_YOUR TASK_. Print the data exactly, leaving nothing out.

:: RAW DATA

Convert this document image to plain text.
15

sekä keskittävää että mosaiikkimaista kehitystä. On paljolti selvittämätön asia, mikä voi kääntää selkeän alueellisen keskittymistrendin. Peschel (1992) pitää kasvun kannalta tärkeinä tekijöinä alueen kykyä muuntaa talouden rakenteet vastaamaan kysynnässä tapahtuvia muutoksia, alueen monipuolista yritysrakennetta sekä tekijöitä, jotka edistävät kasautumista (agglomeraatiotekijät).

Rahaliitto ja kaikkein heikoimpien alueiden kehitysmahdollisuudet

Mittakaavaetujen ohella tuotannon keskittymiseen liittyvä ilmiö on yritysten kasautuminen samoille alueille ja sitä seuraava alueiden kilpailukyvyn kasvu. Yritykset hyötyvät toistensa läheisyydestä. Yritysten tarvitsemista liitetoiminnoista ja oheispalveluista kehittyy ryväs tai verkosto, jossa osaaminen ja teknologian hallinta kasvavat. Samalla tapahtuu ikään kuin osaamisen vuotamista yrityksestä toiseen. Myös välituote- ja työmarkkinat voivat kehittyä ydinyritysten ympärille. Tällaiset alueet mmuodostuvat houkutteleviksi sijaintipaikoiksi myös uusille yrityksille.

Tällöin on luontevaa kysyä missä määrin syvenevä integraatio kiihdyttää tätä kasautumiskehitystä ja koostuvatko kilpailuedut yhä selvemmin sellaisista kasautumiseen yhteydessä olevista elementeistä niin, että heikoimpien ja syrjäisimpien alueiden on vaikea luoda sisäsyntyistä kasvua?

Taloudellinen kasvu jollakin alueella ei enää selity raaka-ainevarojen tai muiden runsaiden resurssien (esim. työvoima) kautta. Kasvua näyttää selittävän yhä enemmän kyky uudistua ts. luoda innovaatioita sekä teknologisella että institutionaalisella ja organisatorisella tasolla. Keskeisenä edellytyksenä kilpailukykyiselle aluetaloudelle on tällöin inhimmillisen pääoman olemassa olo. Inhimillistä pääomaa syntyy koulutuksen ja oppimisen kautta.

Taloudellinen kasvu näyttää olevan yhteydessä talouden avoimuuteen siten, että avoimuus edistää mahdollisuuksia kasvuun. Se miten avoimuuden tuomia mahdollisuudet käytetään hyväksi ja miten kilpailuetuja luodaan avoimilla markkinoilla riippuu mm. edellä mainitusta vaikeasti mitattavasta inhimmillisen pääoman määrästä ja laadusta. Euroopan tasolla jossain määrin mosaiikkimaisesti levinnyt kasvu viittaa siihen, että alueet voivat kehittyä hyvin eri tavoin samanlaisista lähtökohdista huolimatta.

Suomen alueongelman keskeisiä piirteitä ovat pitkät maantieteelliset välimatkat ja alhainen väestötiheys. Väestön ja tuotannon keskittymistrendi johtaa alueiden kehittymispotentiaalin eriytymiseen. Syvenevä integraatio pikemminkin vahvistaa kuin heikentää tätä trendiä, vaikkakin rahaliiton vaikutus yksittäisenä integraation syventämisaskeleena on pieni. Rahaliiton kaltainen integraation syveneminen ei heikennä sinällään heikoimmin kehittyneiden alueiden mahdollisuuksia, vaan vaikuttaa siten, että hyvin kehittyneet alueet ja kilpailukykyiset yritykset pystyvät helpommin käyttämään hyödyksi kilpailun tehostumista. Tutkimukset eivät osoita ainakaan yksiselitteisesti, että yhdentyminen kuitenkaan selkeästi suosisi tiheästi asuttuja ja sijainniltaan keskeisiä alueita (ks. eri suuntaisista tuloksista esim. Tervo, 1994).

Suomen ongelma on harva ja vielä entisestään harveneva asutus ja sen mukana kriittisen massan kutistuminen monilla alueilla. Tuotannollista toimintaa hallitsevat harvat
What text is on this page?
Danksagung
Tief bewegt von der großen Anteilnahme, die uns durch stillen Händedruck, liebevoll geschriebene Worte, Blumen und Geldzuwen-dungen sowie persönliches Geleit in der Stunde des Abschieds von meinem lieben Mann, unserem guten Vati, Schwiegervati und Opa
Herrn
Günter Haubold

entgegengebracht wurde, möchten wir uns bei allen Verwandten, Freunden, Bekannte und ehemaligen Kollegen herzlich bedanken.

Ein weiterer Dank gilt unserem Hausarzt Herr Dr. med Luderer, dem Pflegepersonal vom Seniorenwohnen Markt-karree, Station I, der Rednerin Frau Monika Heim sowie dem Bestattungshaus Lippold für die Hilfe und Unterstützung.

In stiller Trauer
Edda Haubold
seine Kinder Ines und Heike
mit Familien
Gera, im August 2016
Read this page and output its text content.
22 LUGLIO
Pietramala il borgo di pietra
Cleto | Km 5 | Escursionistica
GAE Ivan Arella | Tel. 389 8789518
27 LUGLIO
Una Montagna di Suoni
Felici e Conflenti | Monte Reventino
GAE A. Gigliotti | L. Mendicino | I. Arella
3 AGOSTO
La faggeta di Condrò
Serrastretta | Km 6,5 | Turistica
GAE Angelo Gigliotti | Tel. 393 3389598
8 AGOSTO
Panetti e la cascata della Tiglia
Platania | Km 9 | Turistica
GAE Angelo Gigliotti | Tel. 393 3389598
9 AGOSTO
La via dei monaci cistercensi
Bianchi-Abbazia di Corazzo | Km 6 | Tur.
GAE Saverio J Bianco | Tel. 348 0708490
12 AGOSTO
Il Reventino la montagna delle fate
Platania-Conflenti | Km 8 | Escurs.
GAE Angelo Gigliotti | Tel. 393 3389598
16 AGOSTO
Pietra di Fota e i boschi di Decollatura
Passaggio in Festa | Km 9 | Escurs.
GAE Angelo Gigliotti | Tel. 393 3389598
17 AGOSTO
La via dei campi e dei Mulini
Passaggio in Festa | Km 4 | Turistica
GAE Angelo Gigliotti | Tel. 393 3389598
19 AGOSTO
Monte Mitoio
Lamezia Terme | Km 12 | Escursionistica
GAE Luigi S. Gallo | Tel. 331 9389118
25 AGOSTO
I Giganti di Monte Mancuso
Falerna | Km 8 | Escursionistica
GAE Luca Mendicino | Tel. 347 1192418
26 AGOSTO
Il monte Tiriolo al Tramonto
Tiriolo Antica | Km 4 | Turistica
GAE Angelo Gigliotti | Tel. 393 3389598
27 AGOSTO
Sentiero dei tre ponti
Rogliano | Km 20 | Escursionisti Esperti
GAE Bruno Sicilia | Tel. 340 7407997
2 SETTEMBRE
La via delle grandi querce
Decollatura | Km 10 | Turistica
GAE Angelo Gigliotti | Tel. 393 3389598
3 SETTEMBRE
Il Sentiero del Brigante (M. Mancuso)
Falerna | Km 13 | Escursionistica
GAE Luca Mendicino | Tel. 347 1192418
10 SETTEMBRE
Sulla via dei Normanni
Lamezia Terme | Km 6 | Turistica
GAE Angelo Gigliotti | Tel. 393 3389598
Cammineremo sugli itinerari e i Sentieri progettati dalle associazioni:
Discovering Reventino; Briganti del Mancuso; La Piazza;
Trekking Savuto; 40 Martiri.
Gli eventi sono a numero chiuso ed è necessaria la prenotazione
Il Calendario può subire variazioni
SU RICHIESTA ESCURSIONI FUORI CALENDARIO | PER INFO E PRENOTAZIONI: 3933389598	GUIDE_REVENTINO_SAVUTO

::::

_RESULT BELOW_.
Convert this document image to plain text.
15

sekä keskittävää että mosaiikkimaista kehitystä. On paljolti selvittämätön asia, mikä voi kääntää selkeän alueellisen keskittymistrendin. Peschel (1992) pitää kasvun kannalta tärkeinä tekijöinä alueen kykyä muuntaa talouden rakenteet vastaamaan kysynnässä tapahtuvia muutoksia, alueen monipuolista yritysrakennetta sekä tekijöitä, jotka edistävät kasautumista (agglomeraatiotekijät).

Rahaliitto ja kaikkein heikoimpien alueiden kehitysmahdollisuudet

Mittakaavaetujen ohella tuotannon keskittymiseen liittyvä ilmiö on yritysten kasautuminen samoille alueille ja sitä seuraava alueiden kilpailukyvyn kasvu. Yritykset hyötyvät toistensa läheisyydestä. Yritysten tarvitsemista liitetoiminnoista ja oheispalveluista kehittyy ryväs tai verkosto, jossa osaaminen ja teknologian hallinta kasvavat. Samalla tapahtuu ikään kuin osaamisen vuotamista yrityksestä toiseen. Myös välituote- ja työmarkkinat voivat kehittyä ydinyritysten ympärille. Tällaiset alueet mmuodostuvat houkutteleviksi sijaintipaikoiksi myös uusille yrityksille.

Tällöin on luontevaa kysyä missä määrin syvenevä integraatio kiihdyttää tätä kasautumiskehitystä ja koostuvatko kilpailuedut yhä selvemmin sellaisista kasautumiseen yhteydessä olevista elementeistä niin, että heikoimpien ja syrjäisimpien alueiden on vaikea luoda sisäsyntyistä kasvua?

Taloudellinen kasvu jollakin alueella ei enää selity raaka-ainevarojen tai muiden runsaiden resurssien (esim. työvoima) kautta. Kasvua näyttää selittävän yhä enemmän kyky uudistua ts. luoda innovaatioita sekä teknologisella että institutionaalisella ja organisatorisella tasolla. Keskeisenä edellytyksenä kilpailukykyiselle aluetaloudelle on tällöin inhimmillisen pääoman olemassa olo. Inhimillistä pääomaa syntyy koulutuksen ja oppimisen kautta.

Taloudellinen kasvu näyttää olevan yhteydessä talouden avoimuuteen siten, että avoimuus edistää mahdollisuuksia kasvuun. Se miten avoimuuden tuomia mahdollisuudet käytetään hyväksi ja miten kilpailuetuja luodaan avoimilla markkinoilla riippuu mm. edellä mainitusta vaikeasti mitattavasta inhimmillisen pääoman määrästä ja laadusta. Euroopan tasolla jossain määrin mosaiikkimaisesti levinnyt kasvu viittaa siihen, että alueet voivat kehittyä hyvin eri tavoin samanlaisista lähtökohdista huolimatta.

Suomen alueongelman keskeisiä piirteitä ovat pitkät maantieteelliset välimatkat ja alhainen väestötiheys. Väestön ja tuotannon keskittymistrendi johtaa alueiden kehittymispotentiaalin eriytymiseen. Syvenevä integraatio pikemminkin vahvistaa kuin heikentää tätä trendiä, vaikkakin rahaliiton vaikutus yksittäisenä integraation syventämisaskeleena on pieni. Rahaliiton kaltainen integraation syveneminen ei heikennä sinällään heikoimmin kehittyneiden alueiden mahdollisuuksia, vaan vaikuttaa siten, että hyvin kehittyneet alueet ja kilpailukykyiset yritykset pystyvät helpommin käyttämään hyödyksi kilpailun tehostumista. Tutkimukset eivät osoita ainakaan yksiselitteisesti, että yhdentyminen kuitenkaan selkeästi suosisi tiheästi asuttuja ja sijainniltaan keskeisiä alueita (ks. eri suuntaisista tuloksista esim. Tervo, 1994).

Suomen ongelma on harva ja vielä entisestään harveneva asutus ja sen mukana kriittisen massan kutistuminen monilla alueilla. Tuotannollista toimintaa hallitsevat harvat
What text is on this page?
Danksagung
Tief bewegt von der großen Anteilnahme, die uns durch stillen Händedruck, liebevoll geschriebene Worte, Blumen und Geldzuwen-dungen sowie persönliches Geleit in der Stunde des Abschieds von meinem lieben Mann, unserem guten Vati, Schwiegervati und Opa
Herrn
Günter Haubold

entgegengebracht wurde, möchten wir uns bei allen Verwandten, Freunden, Bekannte und ehemaligen Kollegen herzlich bedanken.

Ein weiterer Dank gilt unserem Hausarzt Herr Dr. med Luderer, dem Pflegepersonal vom Seniorenwohnen Markt-karree, Station I, der Rednerin Frau Monika Heim sowie dem Bestattungshaus Lippold für die Hilfe und Unterstützung.

In stiller Trauer
Edda Haubold
seine Kinder Ines und Heike
mit Familien
Gera, im August 2016
Read this page and output its text content.
22 LUGLIO
Pietramala il borgo di pietra
Cleto | Km 5 | Escursionistica
GAE Ivan Arella | Tel. 389 8789518
27 LUGLIO
Una Montagna di Suoni
Felici e Conflenti | Monte Reventino
GAE A. Gigliotti | L. Mendicino | I. Arella
3 AGOSTO
La faggeta di Condrò
Serrastretta | Km 6,5 | Turistica
GAE Angelo Gigliotti | Tel. 393 3389598
8 AGOSTO
Panetti e la cascata della Tiglia
Platania | Km 9 | Turistica
GAE Angelo Gigliotti | Tel. 393 3389598
9 AGOSTO
La via dei monaci cistercensi
Bianchi-Abbazia di Corazzo | Km 6 | Tur.
GAE Saverio J Bianco | Tel. 348 0708490
12 AGOSTO
Il Reventino la montagna delle fate
Platania-Conflenti | Km 8 | Escurs.
GAE Angelo Gigliotti | Tel. 393 3389598
16 AGOSTO
Pietra di Fota e i boschi di Decollatura
Passaggio in Festa | Km 9 | Escurs.
GAE Angelo Gigliotti | Tel. 393 3389598
17 AGOSTO
La via dei campi e dei Mulini
Passaggio in Festa | Km 4 | Turistica
GAE Angelo Gigliotti | Tel. 393 3389598
19 AGOSTO
Monte Mitoio
Lamezia Terme | Km 12 | Escursionistica
GAE Luigi S. Gallo | Tel. 331 9389118
25 AGOSTO
I Giganti di Monte Mancuso
Falerna | Km 8 | Escursionistica
GAE Luca Mendicino | Tel. 347 1192418
26 AGOSTO
Il monte Tiriolo al Tramonto
Tiriolo Antica | Km 4 | Turistica
GAE Angelo Gigliotti | Tel. 393 3389598
27 AGOSTO
Sentiero dei tre ponti
Rogliano | Km 20 | Escursionisti Esperti
GAE Bruno Sicilia | Tel. 340 7407997
2 SETTEMBRE
La via delle grandi querce
Decollatura | Km 10 | Turistica
GAE Angelo Gigliotti | Tel. 393 3389598
3 SETTEMBRE
Il Sentiero del Brigante (M. Mancuso)
Falerna | Km 13 | Escursionistica
GAE Luca Mendicino | Tel. 347 1192418
10 SETTEMBRE
Sulla via dei Normanni
Lamezia Terme | Km 6 | Turistica
GAE Angelo Gigliotti | Tel. 393 3389598
Cammineremo sugli itinerari e i Sentieri progettati dalle associazioni:
Discovering Reventino; Briganti del Mancuso; La Piazza;
Trekking Savuto; 40 Martiri.
Gli eventi sono a numero chiuso ed è necessaria la prenotazione
Il Calendario può subire variazioni
SU RICHIESTA ESCURSIONI FUORI CALENDARIO | PER INFO E PRENOTAZIONI: 3933389598	GUIDE_REVENTINO_SAVUTO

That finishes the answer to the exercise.